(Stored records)
========================

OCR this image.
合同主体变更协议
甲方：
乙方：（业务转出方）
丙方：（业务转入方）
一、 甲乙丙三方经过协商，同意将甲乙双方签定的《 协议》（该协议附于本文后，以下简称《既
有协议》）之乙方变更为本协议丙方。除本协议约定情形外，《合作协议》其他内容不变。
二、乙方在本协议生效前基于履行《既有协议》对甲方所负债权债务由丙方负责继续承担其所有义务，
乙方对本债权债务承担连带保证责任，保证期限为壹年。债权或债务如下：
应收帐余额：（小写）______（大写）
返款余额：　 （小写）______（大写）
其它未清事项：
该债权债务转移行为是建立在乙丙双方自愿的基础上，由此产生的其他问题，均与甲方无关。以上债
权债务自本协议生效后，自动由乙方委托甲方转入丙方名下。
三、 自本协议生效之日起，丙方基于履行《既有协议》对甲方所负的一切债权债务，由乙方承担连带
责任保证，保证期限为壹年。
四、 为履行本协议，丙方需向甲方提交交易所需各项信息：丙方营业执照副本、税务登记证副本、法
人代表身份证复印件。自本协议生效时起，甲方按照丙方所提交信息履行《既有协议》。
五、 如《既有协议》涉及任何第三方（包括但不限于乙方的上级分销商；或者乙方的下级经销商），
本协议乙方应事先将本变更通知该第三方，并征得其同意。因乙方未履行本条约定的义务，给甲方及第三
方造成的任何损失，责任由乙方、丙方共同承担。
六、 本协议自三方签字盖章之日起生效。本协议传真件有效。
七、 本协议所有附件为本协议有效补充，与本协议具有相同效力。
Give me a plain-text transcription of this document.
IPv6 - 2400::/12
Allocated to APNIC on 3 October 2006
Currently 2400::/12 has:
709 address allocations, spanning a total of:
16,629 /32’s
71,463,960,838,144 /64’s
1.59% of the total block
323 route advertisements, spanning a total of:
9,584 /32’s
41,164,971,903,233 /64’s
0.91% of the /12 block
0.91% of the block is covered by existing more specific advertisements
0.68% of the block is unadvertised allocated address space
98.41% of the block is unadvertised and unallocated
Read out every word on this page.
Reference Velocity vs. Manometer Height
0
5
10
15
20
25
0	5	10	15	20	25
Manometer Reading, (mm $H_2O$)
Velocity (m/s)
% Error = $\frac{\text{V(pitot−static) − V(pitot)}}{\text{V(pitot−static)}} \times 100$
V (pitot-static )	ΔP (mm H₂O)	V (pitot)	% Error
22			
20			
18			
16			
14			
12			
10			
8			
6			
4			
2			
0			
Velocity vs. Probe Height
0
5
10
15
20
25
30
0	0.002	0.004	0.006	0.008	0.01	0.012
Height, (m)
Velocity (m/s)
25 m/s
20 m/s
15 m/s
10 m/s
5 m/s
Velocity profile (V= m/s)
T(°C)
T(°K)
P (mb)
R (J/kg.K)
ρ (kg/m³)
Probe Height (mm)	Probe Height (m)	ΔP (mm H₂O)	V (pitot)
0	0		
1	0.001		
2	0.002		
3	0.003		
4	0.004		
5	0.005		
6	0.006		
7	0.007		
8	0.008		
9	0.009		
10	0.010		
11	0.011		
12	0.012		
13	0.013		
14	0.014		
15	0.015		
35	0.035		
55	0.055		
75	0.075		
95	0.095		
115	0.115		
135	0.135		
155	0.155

========================

● Set exercise
Using the exact wording, write out all of the records.

● Answer
OCR this image.
合同主体变更协议
甲方：
乙方：（业务转出方）
丙方：（业务转入方）
一、 甲乙丙三方经过协商，同意将甲乙双方签定的《 协议》（该协议附于本文后，以下简称《既
有协议》）之乙方变更为本协议丙方。除本协议约定情形外，《合作协议》其他内容不变。
二、乙方在本协议生效前基于履行《既有协议》对甲方所负债权债务由丙方负责继续承担其所有义务，
乙方对本债权债务承担连带保证责任，保证期限为壹年。债权或债务如下：
应收帐余额：（小写）______（大写）
返款余额：　 （小写）______（大写）
其它未清事项：
该债权债务转移行为是建立在乙丙双方自愿的基础上，由此产生的其他问题，均与甲方无关。以上债
权债务自本协议生效后，自动由乙方委托甲方转入丙方名下。
三、 自本协议生效之日起，丙方基于履行《既有协议》对甲方所负的一切债权债务，由乙方承担连带
责任保证，保证期限为壹年。
四、 为履行本协议，丙方需向甲方提交交易所需各项信息：丙方营业执照副本、税务登记证副本、法
人代表身份证复印件。自本协议生效时起，甲方按照丙方所提交信息履行《既有协议》。
五、 如《既有协议》涉及任何第三方（包括但不限于乙方的上级分销商；或者乙方的下级经销商），
本协议乙方应事先将本变更通知该第三方，并征得其同意。因乙方未履行本条约定的义务，给甲方及第三
方造成的任何损失，责任由乙方、丙方共同承担。
六、 本协议自三方签字盖章之日起生效。本协议传真件有效。
七、 本协议所有附件为本协议有效补充，与本协议具有相同效力。
Give me a plain-text transcription of this document.
IPv6 - 2400::/12
Allocated to APNIC on 3 October 2006
Currently 2400::/12 has:
709 address allocations, spanning a total of:
16,629 /32’s
71,463,960,838,144 /64’s
1.59% of the total block
323 route advertisements, spanning a total of:
9,584 /32’s
41,164,971,903,233 /64’s
0.91% of the /12 block
0.91% of the block is covered by existing more specific advertisements
0.68% of the block is unadvertised allocated address space
98.41% of the block is unadvertised and unallocated
Read out every word on this page.
Reference Velocity vs. Manometer Height
0
5
10
15
20
25
0	5	10	15	20	25
Manometer Reading, (mm $H_2O$)
Velocity (m/s)
% Error = $\frac{\text{V(pitot−static) − V(pitot)}}{\text{V(pitot−static)}} \times 100$
V (pitot-static )	ΔP (mm H₂O)	V (pitot)	% Error
22			
20			
18			
16			
14			
12			
10			
8			
6			
4			
2			
0			
Velocity vs. Probe Height
0
5
10
15
20
25
30
0	0.002	0.004	0.006	0.008	0.01	0.012
Height, (m)
Velocity (m/s)
25 m/s
20 m/s
15 m/s
10 m/s
5 m/s
Velocity profile (V= m/s)
T(°C)
T(°K)
P (mb)
R (J/kg.K)
ρ (kg/m³)
Probe Height (mm)	Probe Height (m)	ΔP (mm H₂O)	V (pitot)
0	0		
1	0.001		
2	0.002		
3	0.003		
4	0.004		
5	0.005		
6	0.006		
7	0.007		
8	0.008		
9	0.009		
10	0.010		
11	0.011		
12	0.012		
13	0.013		
14	0.014		
15	0.015		
35	0.035		
55	0.055		
75	0.075		
95	0.095		
115	0.115		
135	0.135		
155	0.155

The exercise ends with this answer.